Requirements: Copy each line that holds "when".

━━━━━━━━━━━━━━━━

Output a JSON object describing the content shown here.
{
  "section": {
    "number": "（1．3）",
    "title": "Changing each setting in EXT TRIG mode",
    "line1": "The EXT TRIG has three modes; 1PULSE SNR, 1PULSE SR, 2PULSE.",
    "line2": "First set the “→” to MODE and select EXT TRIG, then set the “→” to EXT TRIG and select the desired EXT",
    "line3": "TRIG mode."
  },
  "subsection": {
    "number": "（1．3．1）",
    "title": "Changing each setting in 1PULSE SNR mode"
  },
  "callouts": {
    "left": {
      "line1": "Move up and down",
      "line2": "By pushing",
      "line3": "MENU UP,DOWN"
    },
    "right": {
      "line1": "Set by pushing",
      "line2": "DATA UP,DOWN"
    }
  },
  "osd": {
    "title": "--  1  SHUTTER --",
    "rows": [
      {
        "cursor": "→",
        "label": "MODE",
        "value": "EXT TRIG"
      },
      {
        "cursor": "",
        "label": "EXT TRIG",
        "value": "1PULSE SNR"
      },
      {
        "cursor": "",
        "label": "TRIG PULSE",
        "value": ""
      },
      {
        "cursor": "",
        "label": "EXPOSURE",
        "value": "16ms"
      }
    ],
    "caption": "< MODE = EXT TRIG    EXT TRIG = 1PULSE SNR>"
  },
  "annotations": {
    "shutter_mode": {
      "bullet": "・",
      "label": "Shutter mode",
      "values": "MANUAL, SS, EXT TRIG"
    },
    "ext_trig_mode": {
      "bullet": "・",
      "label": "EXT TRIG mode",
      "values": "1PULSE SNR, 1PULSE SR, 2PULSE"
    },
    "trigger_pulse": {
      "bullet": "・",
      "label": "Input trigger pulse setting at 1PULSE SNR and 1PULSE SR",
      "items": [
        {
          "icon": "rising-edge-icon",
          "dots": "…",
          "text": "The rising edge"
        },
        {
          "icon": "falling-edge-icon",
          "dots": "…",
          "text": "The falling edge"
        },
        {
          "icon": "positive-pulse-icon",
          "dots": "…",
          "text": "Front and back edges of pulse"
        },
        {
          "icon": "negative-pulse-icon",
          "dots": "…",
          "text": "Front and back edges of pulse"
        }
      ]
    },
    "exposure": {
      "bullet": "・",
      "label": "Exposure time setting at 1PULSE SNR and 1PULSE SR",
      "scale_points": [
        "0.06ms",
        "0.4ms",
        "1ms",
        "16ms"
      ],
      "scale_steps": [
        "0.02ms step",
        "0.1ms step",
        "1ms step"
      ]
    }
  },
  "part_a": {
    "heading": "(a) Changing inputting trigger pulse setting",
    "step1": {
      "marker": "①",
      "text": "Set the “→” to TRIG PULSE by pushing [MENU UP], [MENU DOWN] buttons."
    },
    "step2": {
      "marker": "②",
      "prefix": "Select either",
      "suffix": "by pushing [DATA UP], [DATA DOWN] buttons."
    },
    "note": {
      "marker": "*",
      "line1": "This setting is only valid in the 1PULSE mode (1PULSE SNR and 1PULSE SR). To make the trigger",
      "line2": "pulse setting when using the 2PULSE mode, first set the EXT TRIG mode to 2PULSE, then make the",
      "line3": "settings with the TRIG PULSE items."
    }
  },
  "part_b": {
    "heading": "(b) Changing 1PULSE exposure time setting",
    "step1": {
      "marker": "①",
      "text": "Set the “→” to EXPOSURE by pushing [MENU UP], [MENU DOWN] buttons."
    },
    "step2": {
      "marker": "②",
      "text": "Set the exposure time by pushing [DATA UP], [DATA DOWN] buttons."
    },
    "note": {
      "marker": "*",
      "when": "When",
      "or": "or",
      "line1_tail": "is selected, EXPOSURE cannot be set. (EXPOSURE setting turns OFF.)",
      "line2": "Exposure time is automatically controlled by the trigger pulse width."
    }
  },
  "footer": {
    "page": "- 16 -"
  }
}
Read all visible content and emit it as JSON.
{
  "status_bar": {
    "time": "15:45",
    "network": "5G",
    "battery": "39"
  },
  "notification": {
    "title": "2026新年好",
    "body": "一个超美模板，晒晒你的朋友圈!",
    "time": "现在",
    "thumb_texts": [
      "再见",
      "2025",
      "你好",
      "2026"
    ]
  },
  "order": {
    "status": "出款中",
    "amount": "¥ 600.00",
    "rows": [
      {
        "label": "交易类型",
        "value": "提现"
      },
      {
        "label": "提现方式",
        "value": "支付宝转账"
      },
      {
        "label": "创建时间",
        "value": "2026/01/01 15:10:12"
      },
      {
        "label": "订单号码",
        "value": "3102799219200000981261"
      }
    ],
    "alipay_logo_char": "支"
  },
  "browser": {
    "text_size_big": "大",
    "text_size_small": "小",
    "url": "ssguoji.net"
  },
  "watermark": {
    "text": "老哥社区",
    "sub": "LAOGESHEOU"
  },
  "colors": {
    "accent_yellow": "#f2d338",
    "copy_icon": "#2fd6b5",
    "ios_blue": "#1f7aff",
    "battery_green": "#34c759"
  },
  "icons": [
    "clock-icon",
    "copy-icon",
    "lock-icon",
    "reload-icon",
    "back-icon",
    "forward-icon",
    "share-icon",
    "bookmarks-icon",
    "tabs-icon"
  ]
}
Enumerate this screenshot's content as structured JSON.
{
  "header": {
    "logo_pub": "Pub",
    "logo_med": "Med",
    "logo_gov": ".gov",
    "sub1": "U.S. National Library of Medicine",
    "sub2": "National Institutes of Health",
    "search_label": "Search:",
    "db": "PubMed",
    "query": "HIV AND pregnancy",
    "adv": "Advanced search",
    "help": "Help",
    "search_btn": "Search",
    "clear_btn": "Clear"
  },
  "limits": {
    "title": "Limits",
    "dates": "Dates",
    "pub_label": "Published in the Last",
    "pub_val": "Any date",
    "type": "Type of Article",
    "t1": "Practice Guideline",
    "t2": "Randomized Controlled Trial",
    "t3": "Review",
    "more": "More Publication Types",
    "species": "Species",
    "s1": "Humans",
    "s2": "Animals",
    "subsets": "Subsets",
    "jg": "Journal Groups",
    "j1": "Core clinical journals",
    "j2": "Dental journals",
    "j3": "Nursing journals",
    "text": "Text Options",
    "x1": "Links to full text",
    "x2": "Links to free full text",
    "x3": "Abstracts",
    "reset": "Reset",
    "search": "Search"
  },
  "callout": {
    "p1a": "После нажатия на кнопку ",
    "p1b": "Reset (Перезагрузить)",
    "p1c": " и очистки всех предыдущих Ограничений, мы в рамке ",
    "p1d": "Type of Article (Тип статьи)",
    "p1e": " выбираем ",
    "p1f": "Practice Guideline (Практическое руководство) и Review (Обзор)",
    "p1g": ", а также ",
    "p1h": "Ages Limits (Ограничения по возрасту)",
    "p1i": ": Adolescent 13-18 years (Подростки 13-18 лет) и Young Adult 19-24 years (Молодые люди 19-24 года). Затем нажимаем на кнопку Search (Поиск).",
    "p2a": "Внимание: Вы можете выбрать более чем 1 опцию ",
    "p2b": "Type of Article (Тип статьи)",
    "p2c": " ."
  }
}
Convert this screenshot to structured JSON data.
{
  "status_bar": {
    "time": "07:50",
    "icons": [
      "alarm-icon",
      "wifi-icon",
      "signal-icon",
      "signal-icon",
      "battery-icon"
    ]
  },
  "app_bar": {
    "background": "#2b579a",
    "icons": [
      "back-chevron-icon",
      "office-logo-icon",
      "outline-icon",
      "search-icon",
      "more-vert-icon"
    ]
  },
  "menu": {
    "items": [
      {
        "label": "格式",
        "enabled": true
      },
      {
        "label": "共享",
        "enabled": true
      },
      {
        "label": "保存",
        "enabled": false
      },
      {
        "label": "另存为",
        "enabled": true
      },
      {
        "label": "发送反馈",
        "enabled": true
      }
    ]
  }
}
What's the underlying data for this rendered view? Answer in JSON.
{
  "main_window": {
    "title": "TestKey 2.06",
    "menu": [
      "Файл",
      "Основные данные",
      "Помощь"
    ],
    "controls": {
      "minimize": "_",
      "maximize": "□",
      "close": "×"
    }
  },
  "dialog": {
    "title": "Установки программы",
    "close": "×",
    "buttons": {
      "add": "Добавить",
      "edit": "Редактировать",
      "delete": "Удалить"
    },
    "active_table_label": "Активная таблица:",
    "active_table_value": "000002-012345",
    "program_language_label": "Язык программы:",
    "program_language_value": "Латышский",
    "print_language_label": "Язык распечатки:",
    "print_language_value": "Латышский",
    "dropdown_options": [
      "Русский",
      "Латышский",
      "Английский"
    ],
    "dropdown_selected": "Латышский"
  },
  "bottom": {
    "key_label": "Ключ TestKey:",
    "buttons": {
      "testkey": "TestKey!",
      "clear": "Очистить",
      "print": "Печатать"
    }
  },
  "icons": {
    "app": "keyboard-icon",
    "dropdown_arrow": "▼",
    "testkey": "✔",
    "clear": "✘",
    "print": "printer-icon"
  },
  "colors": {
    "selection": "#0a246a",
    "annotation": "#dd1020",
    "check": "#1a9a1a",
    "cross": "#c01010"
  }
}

━━━━━━━━━━━━━━━━

Solution to the problem:
      "line2": "pulse setting when using the 2PULSE mode, first set the EXT TRIG mode to 2PULSE, then make the",
      "when": "When",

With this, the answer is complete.